* Start *

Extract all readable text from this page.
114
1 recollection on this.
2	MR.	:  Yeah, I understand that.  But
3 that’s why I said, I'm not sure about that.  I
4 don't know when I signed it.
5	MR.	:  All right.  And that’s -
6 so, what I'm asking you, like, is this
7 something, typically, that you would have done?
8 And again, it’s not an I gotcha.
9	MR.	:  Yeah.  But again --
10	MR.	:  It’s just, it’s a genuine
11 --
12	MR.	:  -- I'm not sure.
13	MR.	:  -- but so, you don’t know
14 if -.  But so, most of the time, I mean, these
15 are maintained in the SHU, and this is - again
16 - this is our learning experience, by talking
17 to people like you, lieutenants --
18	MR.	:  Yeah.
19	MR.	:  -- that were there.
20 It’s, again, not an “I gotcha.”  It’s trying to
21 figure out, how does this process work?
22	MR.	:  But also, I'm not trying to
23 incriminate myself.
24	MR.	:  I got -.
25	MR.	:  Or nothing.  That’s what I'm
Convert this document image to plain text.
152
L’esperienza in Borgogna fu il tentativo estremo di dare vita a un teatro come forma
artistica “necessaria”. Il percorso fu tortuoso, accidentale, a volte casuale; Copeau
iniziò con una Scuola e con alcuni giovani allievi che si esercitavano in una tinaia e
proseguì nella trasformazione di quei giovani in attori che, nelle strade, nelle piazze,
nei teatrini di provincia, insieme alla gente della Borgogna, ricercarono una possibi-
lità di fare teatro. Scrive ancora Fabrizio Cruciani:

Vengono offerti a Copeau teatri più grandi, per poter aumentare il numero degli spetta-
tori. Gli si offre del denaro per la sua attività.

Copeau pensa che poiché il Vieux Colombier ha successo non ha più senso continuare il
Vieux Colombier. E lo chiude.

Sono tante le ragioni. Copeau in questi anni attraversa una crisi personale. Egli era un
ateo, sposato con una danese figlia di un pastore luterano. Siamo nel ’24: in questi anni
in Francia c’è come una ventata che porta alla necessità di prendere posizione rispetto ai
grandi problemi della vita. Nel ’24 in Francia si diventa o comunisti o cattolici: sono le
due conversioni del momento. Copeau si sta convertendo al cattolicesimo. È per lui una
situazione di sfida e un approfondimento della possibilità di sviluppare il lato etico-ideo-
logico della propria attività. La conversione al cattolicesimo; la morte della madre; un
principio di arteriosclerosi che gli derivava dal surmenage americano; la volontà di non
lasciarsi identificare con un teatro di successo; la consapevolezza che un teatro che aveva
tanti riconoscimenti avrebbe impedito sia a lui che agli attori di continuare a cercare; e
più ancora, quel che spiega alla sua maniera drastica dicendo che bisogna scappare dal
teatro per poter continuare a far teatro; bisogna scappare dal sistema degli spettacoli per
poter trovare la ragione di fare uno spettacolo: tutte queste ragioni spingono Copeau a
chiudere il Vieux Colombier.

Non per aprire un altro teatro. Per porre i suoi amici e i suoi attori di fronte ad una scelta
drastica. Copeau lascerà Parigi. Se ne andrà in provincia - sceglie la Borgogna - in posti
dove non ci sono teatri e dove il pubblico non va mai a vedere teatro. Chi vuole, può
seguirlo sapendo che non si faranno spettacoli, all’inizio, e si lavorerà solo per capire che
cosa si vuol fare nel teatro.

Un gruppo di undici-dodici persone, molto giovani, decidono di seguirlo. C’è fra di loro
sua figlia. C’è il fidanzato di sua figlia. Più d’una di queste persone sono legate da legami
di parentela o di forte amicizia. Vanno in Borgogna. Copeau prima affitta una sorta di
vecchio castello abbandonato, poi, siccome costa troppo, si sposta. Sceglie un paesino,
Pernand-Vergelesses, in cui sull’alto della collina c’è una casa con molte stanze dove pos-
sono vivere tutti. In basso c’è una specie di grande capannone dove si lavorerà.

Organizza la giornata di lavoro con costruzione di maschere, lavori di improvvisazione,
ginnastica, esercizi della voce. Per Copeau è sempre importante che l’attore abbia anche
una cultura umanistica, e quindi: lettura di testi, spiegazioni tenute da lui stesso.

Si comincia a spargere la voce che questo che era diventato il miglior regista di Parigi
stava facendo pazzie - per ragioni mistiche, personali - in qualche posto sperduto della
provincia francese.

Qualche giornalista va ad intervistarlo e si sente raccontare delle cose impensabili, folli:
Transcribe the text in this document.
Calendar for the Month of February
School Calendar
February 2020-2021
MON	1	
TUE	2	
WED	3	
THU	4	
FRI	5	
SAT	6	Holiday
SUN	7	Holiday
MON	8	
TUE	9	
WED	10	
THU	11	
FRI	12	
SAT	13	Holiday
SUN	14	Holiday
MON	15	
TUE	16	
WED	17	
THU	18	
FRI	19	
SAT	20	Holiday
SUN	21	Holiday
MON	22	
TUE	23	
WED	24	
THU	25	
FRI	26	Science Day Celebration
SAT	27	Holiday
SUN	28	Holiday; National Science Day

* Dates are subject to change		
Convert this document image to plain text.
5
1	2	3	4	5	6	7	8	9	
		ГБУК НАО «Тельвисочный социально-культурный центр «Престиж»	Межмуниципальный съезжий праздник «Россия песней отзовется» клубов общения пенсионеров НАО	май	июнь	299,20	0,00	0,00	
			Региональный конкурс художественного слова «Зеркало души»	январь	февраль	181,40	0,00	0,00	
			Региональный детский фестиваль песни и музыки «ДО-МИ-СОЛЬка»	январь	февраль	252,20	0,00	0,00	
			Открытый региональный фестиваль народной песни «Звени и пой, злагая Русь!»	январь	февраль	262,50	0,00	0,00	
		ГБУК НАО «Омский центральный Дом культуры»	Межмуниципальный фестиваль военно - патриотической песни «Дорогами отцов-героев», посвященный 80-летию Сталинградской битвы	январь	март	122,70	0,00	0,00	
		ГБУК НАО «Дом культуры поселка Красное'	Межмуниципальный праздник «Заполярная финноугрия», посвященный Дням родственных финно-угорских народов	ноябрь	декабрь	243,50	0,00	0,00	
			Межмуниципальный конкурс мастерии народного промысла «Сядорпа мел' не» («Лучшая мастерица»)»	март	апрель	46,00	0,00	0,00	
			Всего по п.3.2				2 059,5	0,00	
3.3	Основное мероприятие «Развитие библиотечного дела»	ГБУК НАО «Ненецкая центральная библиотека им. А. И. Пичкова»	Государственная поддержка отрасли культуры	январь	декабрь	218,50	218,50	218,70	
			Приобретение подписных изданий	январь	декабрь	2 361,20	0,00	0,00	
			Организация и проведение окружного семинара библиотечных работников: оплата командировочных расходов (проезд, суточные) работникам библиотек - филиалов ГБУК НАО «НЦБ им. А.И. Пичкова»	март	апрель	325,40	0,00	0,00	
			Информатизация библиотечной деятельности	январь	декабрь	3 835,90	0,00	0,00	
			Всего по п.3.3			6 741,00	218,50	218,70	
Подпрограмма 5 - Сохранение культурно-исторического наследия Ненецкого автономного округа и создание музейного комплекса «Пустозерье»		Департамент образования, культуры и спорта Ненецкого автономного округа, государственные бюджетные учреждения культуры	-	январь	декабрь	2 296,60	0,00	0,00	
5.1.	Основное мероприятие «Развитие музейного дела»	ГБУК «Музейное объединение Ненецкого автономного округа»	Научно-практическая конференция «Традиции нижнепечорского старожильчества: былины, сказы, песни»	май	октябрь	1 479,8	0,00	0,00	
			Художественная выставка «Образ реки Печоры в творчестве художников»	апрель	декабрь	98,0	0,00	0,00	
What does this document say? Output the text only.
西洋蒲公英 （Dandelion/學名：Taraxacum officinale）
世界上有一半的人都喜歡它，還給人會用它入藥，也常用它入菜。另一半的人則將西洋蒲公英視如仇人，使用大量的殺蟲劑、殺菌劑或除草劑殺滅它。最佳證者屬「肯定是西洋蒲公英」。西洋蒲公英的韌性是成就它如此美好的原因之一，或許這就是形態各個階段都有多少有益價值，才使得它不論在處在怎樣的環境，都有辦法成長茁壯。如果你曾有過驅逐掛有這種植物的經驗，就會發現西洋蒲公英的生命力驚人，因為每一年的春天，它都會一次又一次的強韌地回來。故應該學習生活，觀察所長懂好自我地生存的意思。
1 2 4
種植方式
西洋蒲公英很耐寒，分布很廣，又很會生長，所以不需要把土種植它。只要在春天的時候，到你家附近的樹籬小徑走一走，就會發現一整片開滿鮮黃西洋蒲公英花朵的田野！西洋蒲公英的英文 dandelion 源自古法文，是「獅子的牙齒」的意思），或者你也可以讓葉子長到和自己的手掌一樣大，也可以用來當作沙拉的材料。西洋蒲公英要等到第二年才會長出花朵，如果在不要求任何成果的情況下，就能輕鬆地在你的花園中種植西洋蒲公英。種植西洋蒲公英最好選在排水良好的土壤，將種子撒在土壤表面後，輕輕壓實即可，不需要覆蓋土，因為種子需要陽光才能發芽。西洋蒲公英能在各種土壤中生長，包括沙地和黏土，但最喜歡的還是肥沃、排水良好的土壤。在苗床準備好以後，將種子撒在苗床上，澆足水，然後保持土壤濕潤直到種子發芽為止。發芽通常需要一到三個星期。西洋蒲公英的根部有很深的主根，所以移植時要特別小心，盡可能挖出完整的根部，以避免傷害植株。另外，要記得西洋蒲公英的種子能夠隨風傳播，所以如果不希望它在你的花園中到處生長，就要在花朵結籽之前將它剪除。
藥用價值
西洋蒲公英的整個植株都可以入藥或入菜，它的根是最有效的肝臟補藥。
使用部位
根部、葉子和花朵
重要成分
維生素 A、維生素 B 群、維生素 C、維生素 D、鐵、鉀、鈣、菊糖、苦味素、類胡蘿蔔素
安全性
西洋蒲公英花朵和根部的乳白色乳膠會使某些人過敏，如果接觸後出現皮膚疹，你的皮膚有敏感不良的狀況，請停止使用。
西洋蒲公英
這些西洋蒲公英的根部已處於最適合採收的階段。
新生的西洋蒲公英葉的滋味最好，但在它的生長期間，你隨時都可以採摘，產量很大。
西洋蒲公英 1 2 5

* End *

[Exercise aim] Set down, unchanged, the line that contains "What does this" together with every later line in the records, through the last one.

[Solution to the problem]
What does this document say? Output the text only.
西洋蒲公英 （Dandelion/學名：Taraxacum officinale）
世界上有一半的人都喜歡它，還給人會用它入藥，也常用它入菜。另一半的人則將西洋蒲公英視如仇人，使用大量的殺蟲劑、殺菌劑或除草劑殺滅它。最佳證者屬「肯定是西洋蒲公英」。西洋蒲公英的韌性是成就它如此美好的原因之一，或許這就是形態各個階段都有多少有益價值，才使得它不論在處在怎樣的環境，都有辦法成長茁壯。如果你曾有過驅逐掛有這種植物的經驗，就會發現西洋蒲公英的生命力驚人，因為每一年的春天，它都會一次又一次的強韌地回來。故應該學習生活，觀察所長懂好自我地生存的意思。
1 2 4
種植方式
西洋蒲公英很耐寒，分布很廣，又很會生長，所以不需要把土種植它。只要在春天的時候，到你家附近的樹籬小徑走一走，就會發現一整片開滿鮮黃西洋蒲公英花朵的田野！西洋蒲公英的英文 dandelion 源自古法文，是「獅子的牙齒」的意思），或者你也可以讓葉子長到和自己的手掌一樣大，也可以用來當作沙拉的材料。西洋蒲公英要等到第二年才會長出花朵，如果在不要求任何成果的情況下，就能輕鬆地在你的花園中種植西洋蒲公英。種植西洋蒲公英最好選在排水良好的土壤，將種子撒在土壤表面後，輕輕壓實即可，不需要覆蓋土，因為種子需要陽光才能發芽。西洋蒲公英能在各種土壤中生長，包括沙地和黏土，但最喜歡的還是肥沃、排水良好的土壤。在苗床準備好以後，將種子撒在苗床上，澆足水，然後保持土壤濕潤直到種子發芽為止。發芽通常需要一到三個星期。西洋蒲公英的根部有很深的主根，所以移植時要特別小心，盡可能挖出完整的根部，以避免傷害植株。另外，要記得西洋蒲公英的種子能夠隨風傳播，所以如果不希望它在你的花園中到處生長，就要在花朵結籽之前將它剪除。
藥用價值
西洋蒲公英的整個植株都可以入藥或入菜，它的根是最有效的肝臟補藥。
使用部位
根部、葉子和花朵
重要成分
維生素 A、維生素 B 群、維生素 C、維生素 D、鐵、鉀、鈣、菊糖、苦味素、類胡蘿蔔素
安全性
西洋蒲公英花朵和根部的乳白色乳膠會使某些人過敏，如果接觸後出現皮膚疹，你的皮膚有敏感不良的狀況，請停止使用。
西洋蒲公英
這些西洋蒲公英的根部已處於最適合採收的階段。
新生的西洋蒲公英葉的滋味最好，但在它的生長期間，你隨時都可以採摘，產量很大。
西洋蒲公英 1 2 5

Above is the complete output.